BEGIN SELECTED EXCERPT
Rapid Transit
Each year more than 50,000 vacationers careen down Adirondack rivers in rafts.
Can white water keep our tourism industry afloat?
by Michael Hill
photograph by Melody Thomas
Even before the dam gate below Lake Abanakee was raised at 10 a.m., before the “bubble” of water surged down the Indian River to the Hudson Gorge, giving a turbo boost
to white-water rafters, Nate Pelton knew it would be a good day. Heavy summer
rains had recently ripped through the mountains, roiling the rapids to a froth
well before the release. Plus, his old school bus with “North Creek Rafting Co.” printed on the side and inflatable rafts lashed to the top was full. It would be
a day of fast water and lots of customers.
As Pelton drove the bus to the put-in below the dam, his fellow guide Noah
Howard talked up the trip to the parents and kids from New Jersey, California
and Belgium. “The water is running really good,” Howard told them. “We’re going to have a big cushion of water to work with today!”
“Cushion” is maybe not the right word. In the eight-person raft we were wobbled, whacked
by walls of rushing water and thoroughly soaked. A few were ejected from the
bucking boats—becoming “swimmers,” in guide parlance—and all of us would see one of the prettiest and most remote sites in the
Adirondacks from the inside out.
The Adirondack Park is among the few spots in the Northeast with the requisite
rivers, rapids and beauty to maintain a healthy rafting industry. While the
tourist traffic is a fraction of some of the big rivers out West, there are
still more than 50,000 people a year who pay $70–$100 to float down our wild waters in inflatable boats. Most of the commercial
white-water action is on the upper Hudson and the Sacandaga Rivers, though some
experienced paddlers love the spring rush of the Moose River. Ausable Chasm
offers milder rides, and outfitters also operate just west of the park on the
rugged Black and Salmon Rivers.
The Sacandaga draws plenty of tourists, but the longer ride on the upper Hudson
is widely considered the signature float trip in the region. The winding 17-mile
journey starts on the Indian River and picks up the Hudson a few miles
downstream for a series of bumpy cascades and views of the gorge’s towering limestone cliffs. The elevation drops 650 feet from put-in to
take-out. Even veterans of the great western rivers, like tourist Paul Totah,
think the Hudson measures up.
“It’s more action, more often,” said Totah, a San Francisco teacher who rafted the Hudson last summer with his
wife, Kathryn, and their two teenagers, Lauren and Michael.
END SELECTED EXCERPT
BEGIN DATASET EXCERPTS
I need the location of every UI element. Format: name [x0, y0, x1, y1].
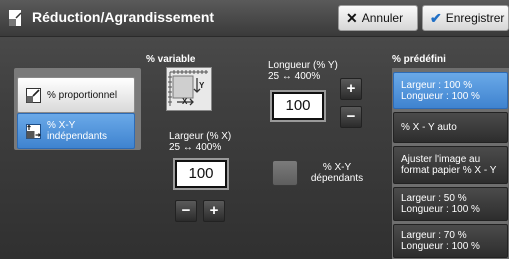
xy-dependent-label: % X-Y dépendants — [310, 162, 364, 184]
plus-icon: + — [346, 80, 356, 97]
proportional-resize-icon — [26, 87, 41, 103]
preset-item[interactable]: Largeur : 50 % Longueur : 100 % — [393, 187, 508, 221]
independent-label: % X-Y indépendants — [47, 120, 108, 142]
minus-icon: − — [181, 202, 191, 219]
checkmark-icon: ✔ — [430, 9, 442, 26]
cancel-button[interactable]: ✕ Annuler — [338, 5, 418, 31]
length-range: 25 ↔ 400% — [268, 71, 321, 82]
diagram-y-label: Y — [199, 81, 205, 90]
save-label: Enregistrer — [445, 11, 505, 25]
preset-item[interactable]: Largeur : 100 % Longueur : 100 % — [393, 72, 508, 109]
reduce-enlarge-icon — [9, 10, 22, 26]
proportional-percent-button[interactable]: % proportionnel — [17, 77, 135, 113]
preset-line2: Longueur : 100 % — [401, 204, 480, 215]
reduction-enlargement-screen: Réduction/Agrandissement ✕ Annuler ✔ Enr… — [0, 0, 509, 259]
preset-line2: Longueur : 100 % — [401, 241, 480, 252]
preset-item[interactable]: Ajuster l'image au format papier % X - Y — [393, 146, 508, 184]
width-value-field[interactable]: 100 — [173, 158, 229, 190]
length-increase-button[interactable]: + — [340, 78, 362, 100]
preset-item[interactable]: Largeur : 70 % Longueur : 100 % — [393, 224, 508, 258]
preset-line1: % X - Y auto — [401, 122, 457, 133]
close-icon: ✕ — [346, 9, 358, 26]
width-label: Largeur (% X) — [169, 131, 232, 142]
length-decrease-button[interactable]: − — [340, 106, 362, 128]
preset-line1: Largeur : 50 % — [401, 193, 467, 204]
length-value-field[interactable]: 100 — [270, 90, 326, 122]
plus-icon: + — [209, 202, 219, 219]
length-label: Longueur (% Y) — [268, 60, 338, 71]
save-button[interactable]: ✔ Enregistrer — [422, 5, 509, 31]
minus-icon: − — [346, 108, 356, 125]
cancel-label: Annuler — [361, 11, 404, 25]
xy-axes-diagram: Y X — [166, 67, 212, 111]
preset-percent-heading: % prédéfini — [392, 54, 446, 65]
page-title: Réduction/Agrandissement — [32, 9, 215, 25]
preset-line2: format papier % X - Y — [401, 165, 497, 176]
xy-independent-icon — [26, 123, 41, 139]
preset-line2: Longueur : 100 % — [401, 90, 480, 102]
axes-diagram-graphic — [168, 70, 208, 106]
proportional-label: % proportionnel — [47, 89, 118, 101]
width-increase-button[interactable]: + — [203, 200, 225, 222]
preset-line1: Largeur : 70 % — [401, 230, 467, 241]
variable-percent-heading: % variable — [146, 54, 196, 65]
xy-dependent-checkbox[interactable] — [272, 160, 298, 186]
preset-line1: Ajuster l'image au — [401, 154, 481, 165]
width-range: 25 ↔ 400% — [169, 142, 222, 153]
preset-line1: Largeur : 100 % — [401, 79, 473, 91]
diagram-x-label: X — [182, 97, 188, 106]
preset-item[interactable]: % X - Y auto — [393, 112, 508, 143]
title-bar: Réduction/Agrandissement ✕ Annuler ✔ Enr… — [0, 0, 509, 37]
width-decrease-button[interactable]: − — [175, 200, 197, 222]
independent-xy-button[interactable]: % X-Y indépendants — [17, 113, 135, 149]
END DATASET EXCERPTS
» **TO DO**:
List every river named in the rafting article.

» **FINAL RESULT**:
Indian River, Hudson River, Sacandaga River, Moose River, Black River, Salmon River